-- BEGIN Record set --

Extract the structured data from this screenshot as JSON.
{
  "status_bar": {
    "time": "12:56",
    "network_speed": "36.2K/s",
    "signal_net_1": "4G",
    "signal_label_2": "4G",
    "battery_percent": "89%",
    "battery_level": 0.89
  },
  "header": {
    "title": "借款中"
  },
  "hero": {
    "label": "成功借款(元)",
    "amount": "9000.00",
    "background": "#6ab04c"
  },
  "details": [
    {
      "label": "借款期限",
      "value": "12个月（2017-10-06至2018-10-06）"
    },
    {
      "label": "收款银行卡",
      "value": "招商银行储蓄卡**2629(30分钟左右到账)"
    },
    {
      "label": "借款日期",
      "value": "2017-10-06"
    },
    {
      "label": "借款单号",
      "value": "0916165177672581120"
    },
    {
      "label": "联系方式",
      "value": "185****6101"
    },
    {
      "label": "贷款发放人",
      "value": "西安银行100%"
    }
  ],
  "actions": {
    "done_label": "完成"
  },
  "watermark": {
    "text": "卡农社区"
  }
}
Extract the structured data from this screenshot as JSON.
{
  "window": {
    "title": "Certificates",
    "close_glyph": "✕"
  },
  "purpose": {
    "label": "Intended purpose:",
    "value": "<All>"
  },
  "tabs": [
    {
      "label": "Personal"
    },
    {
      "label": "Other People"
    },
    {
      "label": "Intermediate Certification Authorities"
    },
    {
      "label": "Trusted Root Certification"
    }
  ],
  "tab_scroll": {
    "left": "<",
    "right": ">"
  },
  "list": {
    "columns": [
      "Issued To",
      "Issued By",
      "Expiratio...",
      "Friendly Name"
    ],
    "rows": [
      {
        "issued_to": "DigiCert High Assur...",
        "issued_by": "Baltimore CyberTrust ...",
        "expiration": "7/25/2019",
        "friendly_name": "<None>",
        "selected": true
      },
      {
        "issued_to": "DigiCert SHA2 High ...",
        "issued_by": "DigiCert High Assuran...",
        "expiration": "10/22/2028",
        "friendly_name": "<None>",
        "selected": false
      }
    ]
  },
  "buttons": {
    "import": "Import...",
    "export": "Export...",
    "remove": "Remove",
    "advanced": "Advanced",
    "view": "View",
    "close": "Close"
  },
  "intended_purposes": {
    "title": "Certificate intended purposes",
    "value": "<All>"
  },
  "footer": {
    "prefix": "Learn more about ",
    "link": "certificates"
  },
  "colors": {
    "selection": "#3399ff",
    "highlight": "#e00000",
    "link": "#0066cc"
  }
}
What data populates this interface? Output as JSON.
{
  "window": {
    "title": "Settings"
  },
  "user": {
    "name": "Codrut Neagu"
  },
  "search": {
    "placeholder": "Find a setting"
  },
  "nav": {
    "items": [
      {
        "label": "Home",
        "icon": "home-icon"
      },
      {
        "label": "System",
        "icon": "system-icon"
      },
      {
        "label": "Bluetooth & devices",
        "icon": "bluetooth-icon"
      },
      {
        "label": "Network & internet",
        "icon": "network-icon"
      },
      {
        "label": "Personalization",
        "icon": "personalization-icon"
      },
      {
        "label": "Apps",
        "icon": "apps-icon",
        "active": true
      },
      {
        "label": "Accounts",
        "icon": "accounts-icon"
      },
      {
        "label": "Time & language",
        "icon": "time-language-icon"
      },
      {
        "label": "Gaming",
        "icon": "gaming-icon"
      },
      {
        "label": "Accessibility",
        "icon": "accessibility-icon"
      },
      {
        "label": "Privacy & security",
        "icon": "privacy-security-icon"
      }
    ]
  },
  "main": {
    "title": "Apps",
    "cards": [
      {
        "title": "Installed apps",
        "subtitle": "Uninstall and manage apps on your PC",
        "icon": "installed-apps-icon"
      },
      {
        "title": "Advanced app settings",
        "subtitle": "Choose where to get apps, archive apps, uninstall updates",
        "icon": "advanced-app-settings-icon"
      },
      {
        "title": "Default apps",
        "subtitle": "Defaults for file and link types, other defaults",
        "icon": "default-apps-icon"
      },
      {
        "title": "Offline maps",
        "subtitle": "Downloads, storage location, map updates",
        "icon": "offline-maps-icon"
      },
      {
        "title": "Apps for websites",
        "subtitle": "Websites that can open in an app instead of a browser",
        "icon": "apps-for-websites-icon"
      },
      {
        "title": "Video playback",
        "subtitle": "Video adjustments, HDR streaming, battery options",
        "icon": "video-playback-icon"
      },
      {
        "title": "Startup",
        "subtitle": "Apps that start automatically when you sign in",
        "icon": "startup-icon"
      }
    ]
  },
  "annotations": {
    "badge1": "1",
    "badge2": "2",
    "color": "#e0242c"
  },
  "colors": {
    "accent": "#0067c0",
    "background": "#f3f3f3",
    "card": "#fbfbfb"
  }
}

-- END Record set --

> Objective: Extract every entry in the listing word for word.

> The solution:
Extract the structured data from this screenshot as JSON.
{
  "status_bar": {
    "time": "12:56",
    "network_speed": "36.2K/s",
    "signal_net_1": "4G",
    "signal_label_2": "4G",
    "battery_percent": "89%",
    "battery_level": 0.89
  },
  "header": {
    "title": "借款中"
  },
  "hero": {
    "label": "成功借款(元)",
    "amount": "9000.00",
    "background": "#6ab04c"
  },
  "details": [
    {
      "label": "借款期限",
      "value": "12个月（2017-10-06至2018-10-06）"
    },
    {
      "label": "收款银行卡",
      "value": "招商银行储蓄卡**2629(30分钟左右到账)"
    },
    {
      "label": "借款日期",
      "value": "2017-10-06"
    },
    {
      "label": "借款单号",
      "value": "0916165177672581120"
    },
    {
      "label": "联系方式",
      "value": "185****6101"
    },
    {
      "label": "贷款发放人",
      "value": "西安银行100%"
    }
  ],
  "actions": {
    "done_label": "完成"
  },
  "watermark": {
    "text": "卡农社区"
  }
}
Extract the structured data from this screenshot as JSON.
{
  "window": {
    "title": "Certificates",
    "close_glyph": "✕"
  },
  "purpose": {
    "label": "Intended purpose:",
    "value": "<All>"
  },
  "tabs": [
    {
      "label": "Personal"
    },
    {
      "label": "Other People"
    },
    {
      "label": "Intermediate Certification Authorities"
    },
    {
      "label": "Trusted Root Certification"
    }
  ],
  "tab_scroll": {
    "left": "<",
    "right": ">"
  },
  "list": {
    "columns": [
      "Issued To",
      "Issued By",
      "Expiratio...",
      "Friendly Name"
    ],
    "rows": [
      {
        "issued_to": "DigiCert High Assur...",
        "issued_by": "Baltimore CyberTrust ...",
        "expiration": "7/25/2019",
        "friendly_name": "<None>",
        "selected": true
      },
      {
        "issued_to": "DigiCert SHA2 High ...",
        "issued_by": "DigiCert High Assuran...",
        "expiration": "10/22/2028",
        "friendly_name": "<None>",
        "selected": false
      }
    ]
  },
  "buttons": {
    "import": "Import...",
    "export": "Export...",
    "remove": "Remove",
    "advanced": "Advanced",
    "view": "View",
    "close": "Close"
  },
  "intended_purposes": {
    "title": "Certificate intended purposes",
    "value": "<All>"
  },
  "footer": {
    "prefix": "Learn more about ",
    "link": "certificates"
  },
  "colors": {
    "selection": "#3399ff",
    "highlight": "#e00000",
    "link": "#0066cc"
  }
}
What data populates this interface? Output as JSON.
{
  "window": {
    "title": "Settings"
  },
  "user": {
    "name": "Codrut Neagu"
  },
  "search": {
    "placeholder": "Find a setting"
  },
  "nav": {
    "items": [
      {
        "label": "Home",
        "icon": "home-icon"
      },
      {
        "label": "System",
        "icon": "system-icon"
      },
      {
        "label": "Bluetooth & devices",
        "icon": "bluetooth-icon"
      },
      {
        "label": "Network & internet",
        "icon": "network-icon"
      },
      {
        "label": "Personalization",
        "icon": "personalization-icon"
      },
      {
        "label": "Apps",
        "icon": "apps-icon",
        "active": true
      },
      {
        "label": "Accounts",
        "icon": "accounts-icon"
      },
      {
        "label": "Time & language",
        "icon": "time-language-icon"
      },
      {
        "label": "Gaming",
        "icon": "gaming-icon"
      },
      {
        "label": "Accessibility",
        "icon": "accessibility-icon"
      },
      {
        "label": "Privacy & security",
        "icon": "privacy-security-icon"
      }
    ]
  },
  "main": {
    "title": "Apps",
    "cards": [
      {
        "title": "Installed apps",
        "subtitle": "Uninstall and manage apps on your PC",
        "icon": "installed-apps-icon"
      },
      {
        "title": "Advanced app settings",
        "subtitle": "Choose where to get apps, archive apps, uninstall updates",
        "icon": "advanced-app-settings-icon"
      },
      {
        "title": "Default apps",
        "subtitle": "Defaults for file and link types, other defaults",
        "icon": "default-apps-icon"
      },
      {
        "title": "Offline maps",
        "subtitle": "Downloads, storage location, map updates",
        "icon": "offline-maps-icon"
      },
      {
        "title": "Apps for websites",
        "subtitle": "Websites that can open in an app instead of a browser",
        "icon": "apps-for-websites-icon"
      },
      {
        "title": "Video playback",
        "subtitle": "Video adjustments, HDR streaming, battery options",
        "icon": "video-playback-icon"
      },
      {
        "title": "Startup",
        "subtitle": "Apps that start automatically when you sign in",
        "icon": "startup-icon"
      }
    ]
  },
  "annotations": {
    "badge1": "1",
    "badge2": "2",
    "color": "#e0242c"
  },
  "colors": {
    "accent": "#0067c0",
    "background": "#f3f3f3",
    "card": "#fbfbfb"
  }
}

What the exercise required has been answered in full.